-- start --

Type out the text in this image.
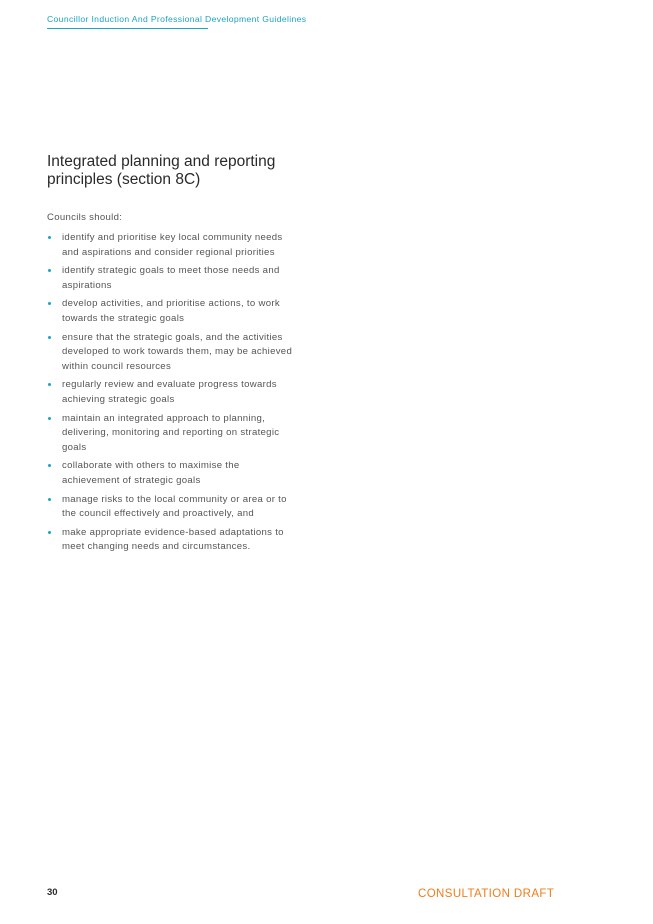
Councillor Induction And Professional Development Guidelines
Integrated planning and reporting principles (section 8C)

Councils should:

identify and prioritise key local community needs and aspirations and consider regional priorities
identify strategic goals to meet those needs and aspirations
develop activities, and prioritise actions, to work towards the strategic goals
ensure that the strategic goals, and the activities developed to work towards them, may be achieved within council resources
regularly review and evaluate progress towards achieving strategic goals
maintain an integrated approach to planning, delivering, monitoring and reporting on strategic goals
collaborate with others to maximise the achievement of strategic goals
manage risks to the local community or area or to the council effectively and proactively, and
make appropriate evidence-based adaptations to meet changing needs and circumstances.
30	CONSULTATION DRAFT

-- end --

Given request => Leave out the pictures and restate everything else word for word.

Full response =>
Type out the text in this image.
Councillor Induction And Professional Development Guidelines
Integrated planning and reporting principles (section 8C)

Councils should:

identify and prioritise key local community needs and aspirations and consider regional priorities
identify strategic goals to meet those needs and aspirations
develop activities, and prioritise actions, to work towards the strategic goals
ensure that the strategic goals, and the activities developed to work towards them, may be achieved within council resources
regularly review and evaluate progress towards achieving strategic goals
maintain an integrated approach to planning, delivering, monitoring and reporting on strategic goals
collaborate with others to maximise the achievement of strategic goals
manage risks to the local community or area or to the council effectively and proactively, and
make appropriate evidence-based adaptations to meet changing needs and circumstances.
30	CONSULTATION DRAFT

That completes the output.